----- DATASET EXCERPTS -----

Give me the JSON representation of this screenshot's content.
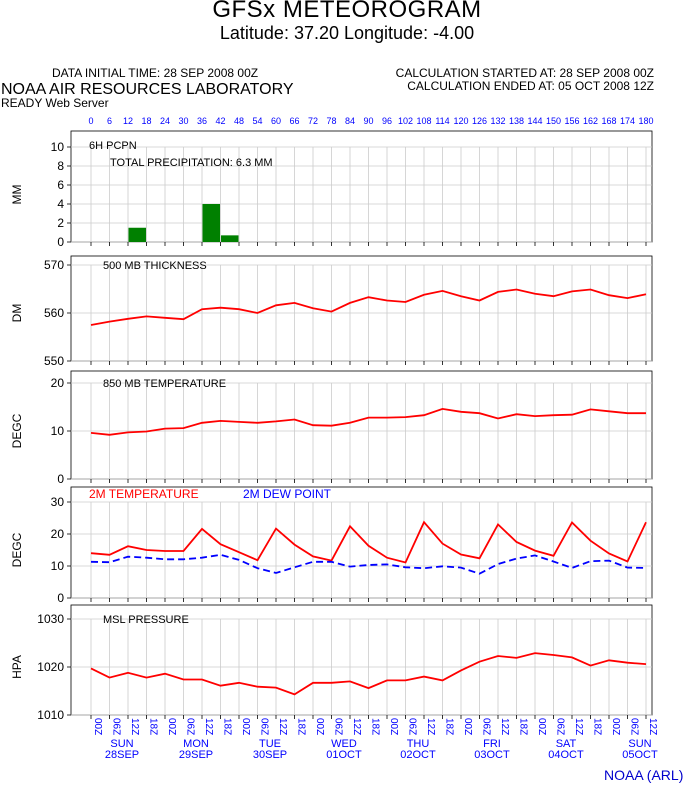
{
  "header": {
    "title": "GFSx METEOROGRAM",
    "location": "Latitude: 37.20 Longitude:  -4.00",
    "data_initial_time": "DATA INITIAL TIME: 28 SEP 2008 00Z",
    "calc_started": "CALCULATION STARTED AT: 28 SEP 2008 00Z",
    "calc_ended": "CALCULATION ENDED AT: 05 OCT 2008 12Z",
    "lab": "NOAA AIR RESOURCES LABORATORY",
    "server": "READY Web Server"
  },
  "footer": {
    "credit": "NOAA (ARL)"
  },
  "colors": {
    "red": "#ff0000",
    "blue": "#0000ff",
    "green": "#008000",
    "grid": "#cccccc"
  },
  "chart_data": [
    {
      "type": "bar",
      "panel_label": "6H PCPN",
      "annotation": "TOTAL PRECIPITATION:  6.3 MM",
      "ylabel": "MM",
      "ylim": [
        0,
        10
      ],
      "yticks": [
        0,
        2,
        4,
        6,
        8,
        10
      ],
      "x": [
        0,
        6,
        12,
        18,
        24,
        30,
        36,
        42,
        48,
        54,
        60,
        66,
        72,
        78,
        84,
        90,
        96,
        102,
        108,
        114,
        120,
        126,
        132,
        138,
        144,
        150,
        156,
        162,
        168,
        174,
        180
      ],
      "xtick_labels": [
        "0",
        "6",
        "12",
        "18",
        "24",
        "30",
        "36",
        "42",
        "48",
        "54",
        "60",
        "66",
        "72",
        "78",
        "84",
        "90",
        "96",
        "102",
        "108",
        "114",
        "120",
        "126",
        "132",
        "138",
        "144",
        "150",
        "156",
        "162",
        "168",
        "174",
        "180"
      ],
      "values": [
        0,
        0,
        0,
        1.5,
        0,
        0,
        0,
        4.0,
        0.7,
        0,
        0,
        0,
        0,
        0,
        0,
        0,
        0,
        0,
        0,
        0,
        0,
        0,
        0,
        0,
        0,
        0,
        0,
        0,
        0,
        0,
        0
      ],
      "color": "#008000"
    },
    {
      "type": "line",
      "panel_label": "500 MB  THICKNESS",
      "ylabel": "DM",
      "ylim": [
        550,
        570
      ],
      "yticks": [
        550,
        560,
        570
      ],
      "series": [
        {
          "color": "#ff0000",
          "values": [
            557.5,
            558.2,
            558.8,
            559.3,
            559.0,
            558.7,
            560.8,
            561.1,
            560.8,
            560.0,
            561.6,
            562.1,
            561.0,
            560.3,
            562.1,
            563.3,
            562.6,
            562.3,
            563.8,
            564.6,
            563.5,
            562.6,
            564.4,
            564.9,
            564.0,
            563.5,
            564.5,
            564.9,
            563.7,
            563.1,
            563.9
          ]
        }
      ]
    },
    {
      "type": "line",
      "panel_label": "850 MB  TEMPERATURE",
      "ylabel": "DEGC",
      "ylim": [
        0,
        20
      ],
      "yticks": [
        0,
        10,
        20
      ],
      "series": [
        {
          "color": "#ff0000",
          "values": [
            9.6,
            9.2,
            9.7,
            9.9,
            10.5,
            10.6,
            11.7,
            12.1,
            11.9,
            11.7,
            12.0,
            12.4,
            11.2,
            11.1,
            11.7,
            12.8,
            12.8,
            12.9,
            13.3,
            14.6,
            14.0,
            13.7,
            12.6,
            13.5,
            13.1,
            13.3,
            13.4,
            14.5,
            14.1,
            13.7,
            13.7
          ]
        }
      ]
    },
    {
      "type": "line",
      "panel_label": "",
      "ylabel": "DEGC",
      "ylim": [
        0,
        30
      ],
      "yticks": [
        0,
        10,
        20,
        30
      ],
      "series": [
        {
          "name": "2M TEMPERATURE",
          "color": "#ff0000",
          "dashed": false,
          "values": [
            14.0,
            13.5,
            16.2,
            15.0,
            14.7,
            14.7,
            21.6,
            16.8,
            14.3,
            11.8,
            21.7,
            16.7,
            13.0,
            11.7,
            22.4,
            16.3,
            12.6,
            11.1,
            23.7,
            17.0,
            13.6,
            12.4,
            23.0,
            17.5,
            14.8,
            13.2,
            23.6,
            17.9,
            13.9,
            11.4,
            23.7
          ]
        },
        {
          "name": "2M  DEW POINT",
          "color": "#0000ff",
          "dashed": true,
          "values": [
            11.3,
            11.2,
            12.9,
            12.6,
            12.1,
            12.1,
            12.6,
            13.5,
            11.9,
            9.3,
            7.8,
            9.6,
            11.3,
            11.3,
            9.8,
            10.3,
            10.5,
            9.6,
            9.3,
            9.9,
            9.5,
            7.6,
            10.6,
            12.3,
            13.3,
            11.4,
            9.4,
            11.5,
            11.7,
            9.5,
            9.4
          ]
        }
      ]
    },
    {
      "type": "line",
      "panel_label": "MSL PRESSURE",
      "ylabel": "HPA",
      "ylim": [
        1010,
        1030
      ],
      "yticks": [
        1010,
        1020,
        1030
      ],
      "series": [
        {
          "color": "#ff0000",
          "values": [
            1019.7,
            1017.8,
            1018.8,
            1017.8,
            1018.6,
            1017.4,
            1017.4,
            1016.1,
            1016.7,
            1015.9,
            1015.7,
            1014.3,
            1016.7,
            1016.7,
            1017.0,
            1015.6,
            1017.2,
            1017.2,
            1018.0,
            1017.2,
            1019.3,
            1021.1,
            1022.3,
            1021.9,
            1022.9,
            1022.5,
            1022.0,
            1020.3,
            1021.4,
            1020.9,
            1020.6
          ]
        }
      ]
    }
  ],
  "time_axis": {
    "hour_labels": [
      "00Z",
      "06Z",
      "12Z",
      "18Z",
      "00Z",
      "06Z",
      "12Z",
      "18Z",
      "00Z",
      "06Z",
      "12Z",
      "18Z",
      "00Z",
      "06Z",
      "12Z",
      "18Z",
      "00Z",
      "06Z",
      "12Z",
      "18Z",
      "00Z",
      "06Z",
      "12Z",
      "18Z",
      "00Z",
      "06Z",
      "12Z",
      "18Z",
      "00Z",
      "06Z",
      "12Z"
    ],
    "days": [
      {
        "day": "SUN",
        "date": "28SEP"
      },
      {
        "day": "MON",
        "date": "29SEP"
      },
      {
        "day": "TUE",
        "date": "30SEP"
      },
      {
        "day": "WED",
        "date": "01OCT"
      },
      {
        "day": "THU",
        "date": "02OCT"
      },
      {
        "day": "FRI",
        "date": "03OCT"
      },
      {
        "day": "SAT",
        "date": "04OCT"
      },
      {
        "day": "SUN",
        "date": "05OCT"
      }
    ]
  }
}
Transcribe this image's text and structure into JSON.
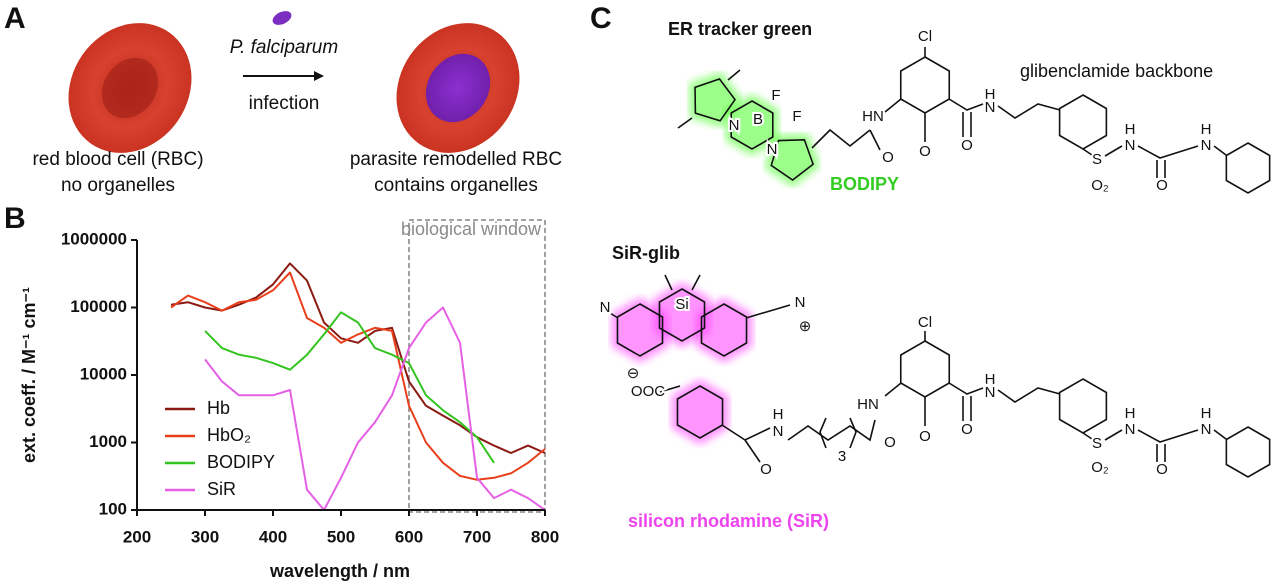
{
  "panel_labels": [
    "A",
    "B",
    "C"
  ],
  "panel_a": {
    "parasite": "P. falciparum",
    "arrow_label": "infection",
    "left_caption": [
      "red blood cell (RBC)",
      "no organelles"
    ],
    "right_caption": [
      "parasite remodelled RBC",
      "contains organelles"
    ]
  },
  "chart_data": {
    "type": "line",
    "x_label": "wavelength / nm",
    "y_label": "ext. coeff. / M⁻¹ cm⁻¹",
    "x": [
      250,
      275,
      300,
      325,
      350,
      375,
      400,
      425,
      450,
      475,
      500,
      525,
      550,
      575,
      600,
      625,
      650,
      675,
      700,
      725,
      750,
      775,
      800
    ],
    "series": [
      {
        "name": "Hb",
        "color": "#8b1a12",
        "values": [
          110000,
          120000,
          100000,
          90000,
          110000,
          140000,
          220000,
          450000,
          250000,
          60000,
          35000,
          30000,
          45000,
          50000,
          8000,
          3500,
          2500,
          1800,
          1200,
          900,
          700,
          900,
          700
        ]
      },
      {
        "name": "HbO₂",
        "color": "#e8401c",
        "values": [
          100000,
          150000,
          120000,
          90000,
          120000,
          130000,
          180000,
          330000,
          70000,
          50000,
          30000,
          40000,
          50000,
          45000,
          3500,
          1000,
          500,
          320,
          280,
          300,
          350,
          500,
          800
        ]
      },
      {
        "name": "BODIPY",
        "color": "#33c41f",
        "values": [
          null,
          null,
          45000,
          25000,
          20000,
          18000,
          15000,
          12000,
          20000,
          40000,
          85000,
          60000,
          25000,
          20000,
          15000,
          5000,
          3000,
          2000,
          1200,
          500,
          null,
          null,
          null
        ]
      },
      {
        "name": "SiR",
        "color": "#e660e6",
        "values": [
          null,
          null,
          17000,
          8000,
          5000,
          5000,
          5000,
          6000,
          200,
          100,
          300,
          1000,
          2000,
          5000,
          25000,
          60000,
          100000,
          30000,
          300,
          150,
          200,
          150,
          100
        ]
      }
    ],
    "xlim": [
      200,
      800
    ],
    "xticks": [
      200,
      300,
      400,
      500,
      600,
      700,
      800
    ],
    "ylim": [
      100,
      1000000
    ],
    "yticks": [
      100,
      1000,
      10000,
      100000,
      1000000
    ],
    "yscale": "log",
    "legend": "lower left",
    "window": {
      "label": "biological window",
      "x_range": [
        600,
        800
      ]
    }
  },
  "panel_c": {
    "er_tracker": {
      "title": "ER tracker green",
      "backbone_label": "glibenclamide backbone",
      "dye_label": "BODIPY",
      "atoms": [
        "F",
        "F",
        "B",
        "N",
        "N",
        "HN",
        "O",
        "O",
        "Cl",
        "O",
        "H",
        "N",
        "S",
        "O₂",
        "H",
        "N",
        "O",
        "H",
        "N"
      ]
    },
    "sir_glib": {
      "title": "SiR-glib",
      "dye_label": "silicon rhodamine (SiR)",
      "atoms": [
        "N",
        "Si",
        "N",
        "⊕",
        "⊖",
        "OOC",
        "H",
        "N",
        "O",
        "3",
        "HN",
        "O",
        "O",
        "O",
        "Cl",
        "H",
        "N",
        "S",
        "O₂",
        "H",
        "N",
        "O",
        "H",
        "N"
      ]
    }
  }
}
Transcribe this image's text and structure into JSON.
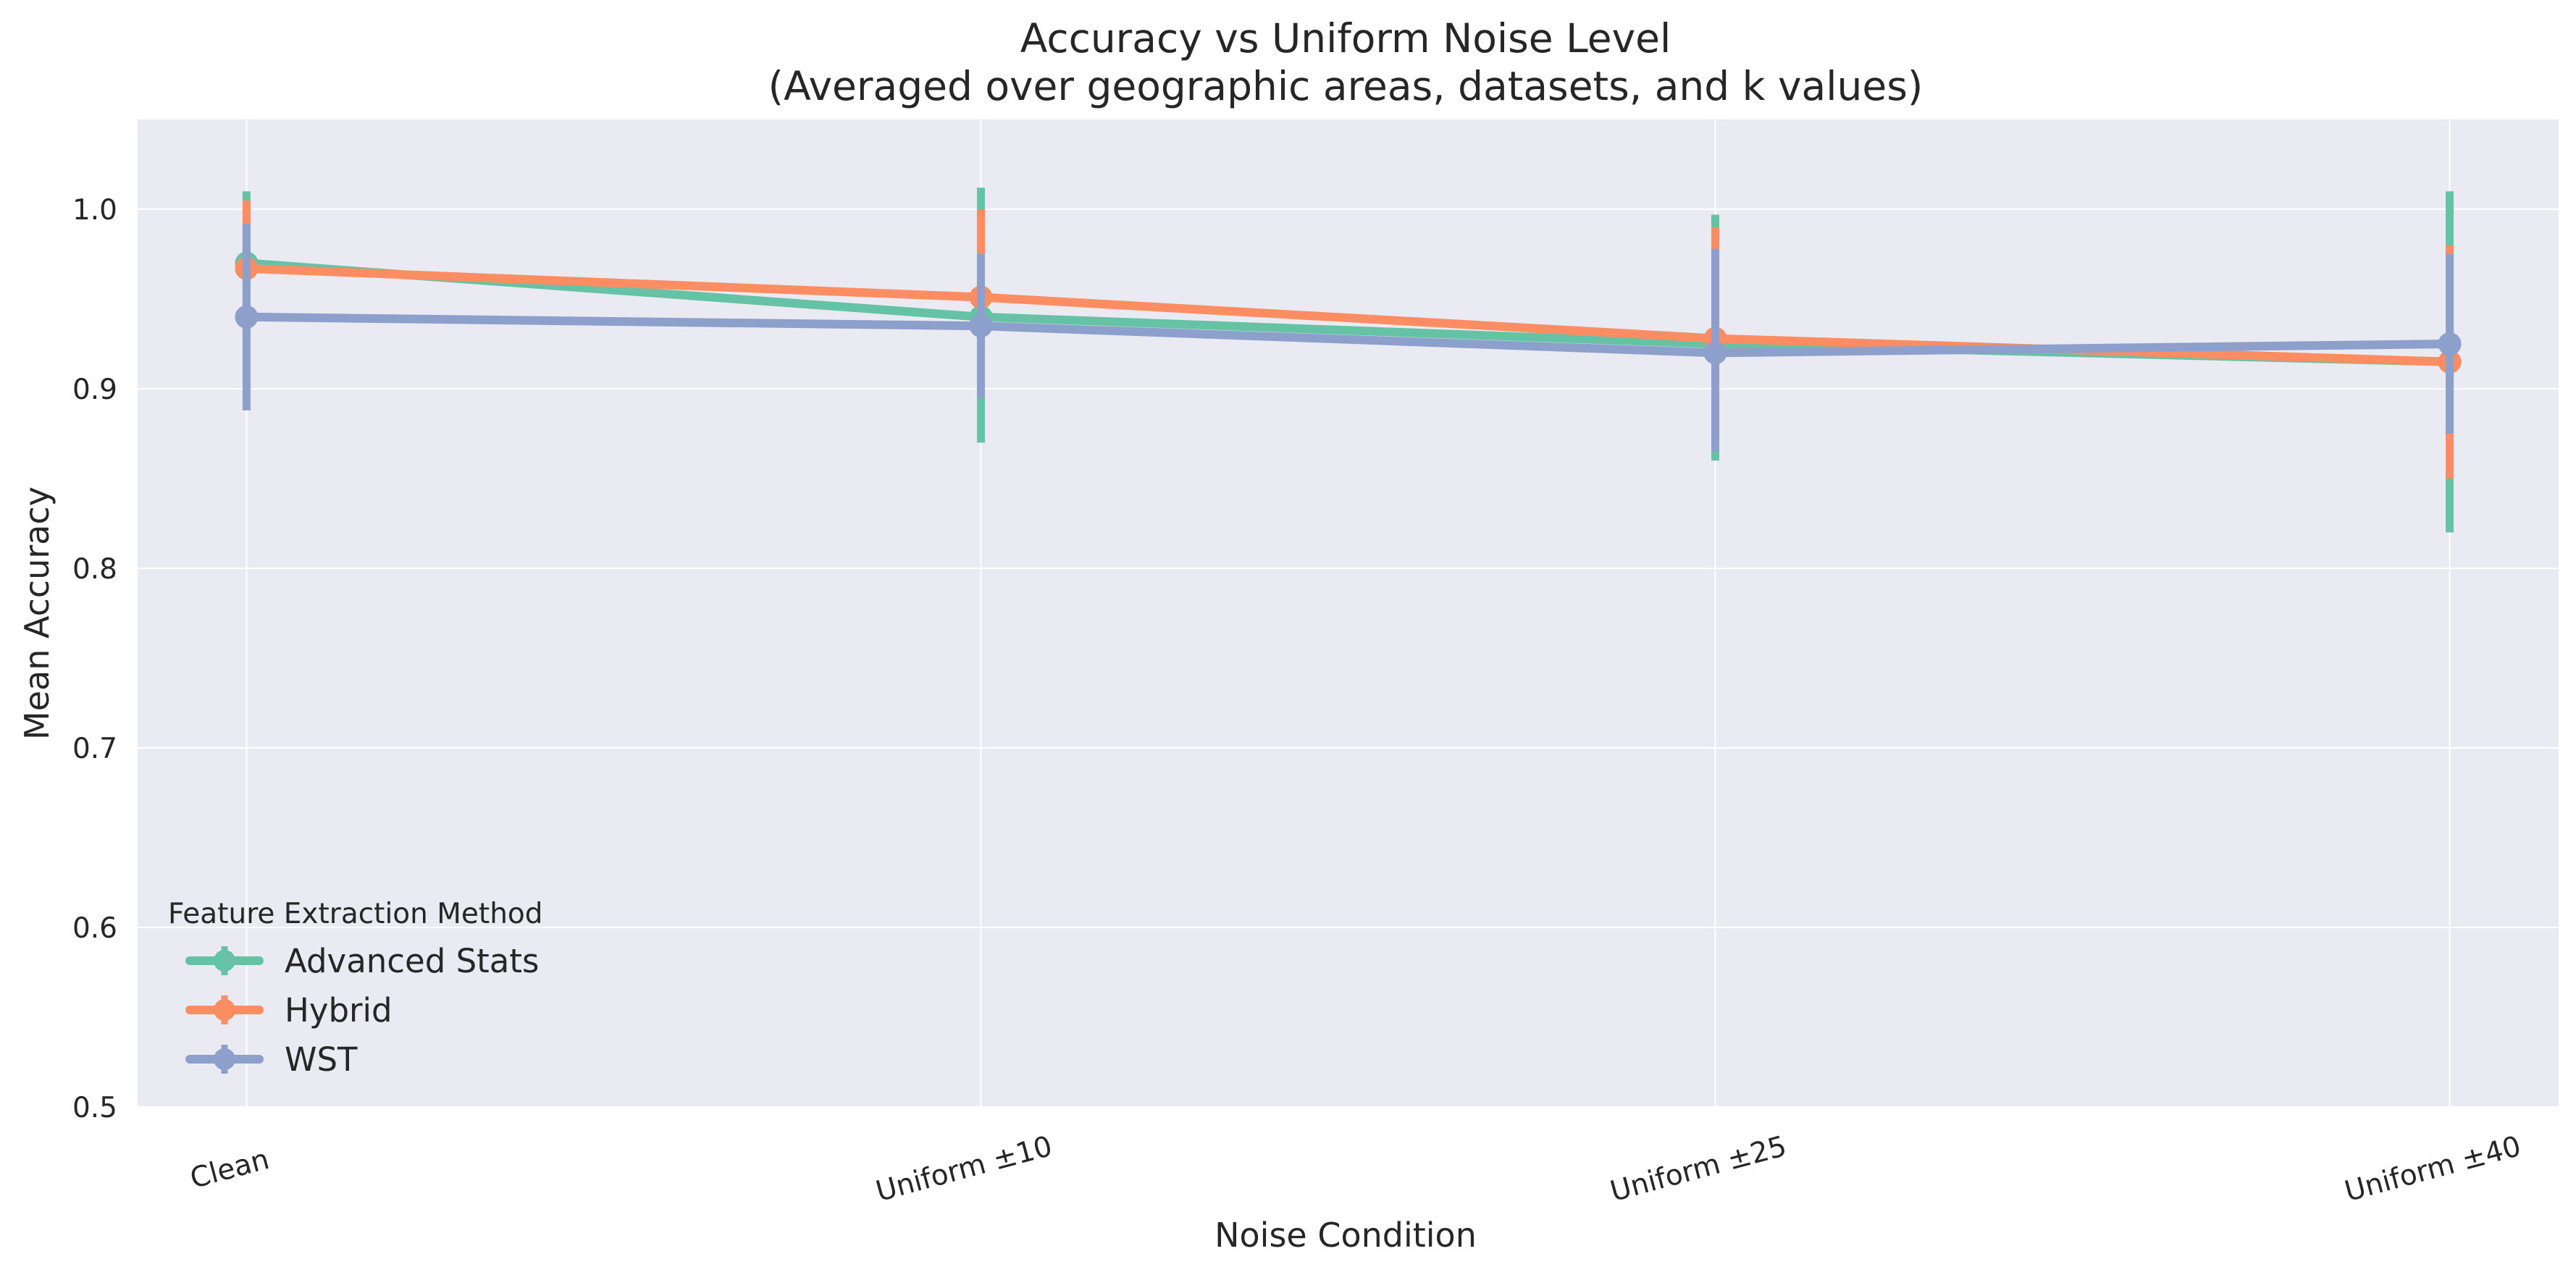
{
  "chart_data": {
    "type": "line",
    "title": "Accuracy vs Uniform Noise Level",
    "subtitle": "(Averaged over geographic areas, datasets, and k values)",
    "xlabel": "Noise Condition",
    "ylabel": "Mean Accuracy",
    "categories": [
      "Clean",
      "Uniform ±10",
      "Uniform ±25",
      "Uniform ±40"
    ],
    "ylim": [
      0.5,
      1.05
    ],
    "yticks": [
      0.5,
      0.6,
      0.7,
      0.8,
      0.9,
      1.0
    ],
    "ytick_labels": [
      "0.5",
      "0.6",
      "0.7",
      "0.8",
      "0.9",
      "1.0"
    ],
    "grid": true,
    "legend": {
      "title": "Feature Extraction Method",
      "placement": "lower-left"
    },
    "background_color": "#eaeaf2",
    "grid_color": "#ffffff",
    "series": [
      {
        "name": "Advanced Stats",
        "color": "#66c2a5",
        "values": [
          0.97,
          0.94,
          0.925,
          0.915
        ],
        "err_low": [
          0.935,
          0.87,
          0.86,
          0.82
        ],
        "err_high": [
          1.01,
          1.012,
          0.997,
          1.01
        ]
      },
      {
        "name": "Hybrid",
        "color": "#fc8d62",
        "values": [
          0.967,
          0.951,
          0.928,
          0.915
        ],
        "err_low": [
          0.93,
          0.9,
          0.87,
          0.85
        ],
        "err_high": [
          1.005,
          1.0,
          0.99,
          0.98
        ]
      },
      {
        "name": "WST",
        "color": "#8da0cb",
        "values": [
          0.94,
          0.935,
          0.92,
          0.925
        ],
        "err_low": [
          0.888,
          0.895,
          0.865,
          0.875
        ],
        "err_high": [
          0.992,
          0.975,
          0.978,
          0.975
        ]
      }
    ]
  }
}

-----

- **REQUIRED WORK**
Lines holding the word "lower" in the entries above are the ones to pull out. Copy them all.

- **COMPLETED EXERCISE**
    "legend": "lower left",
      "placement": "lower-left"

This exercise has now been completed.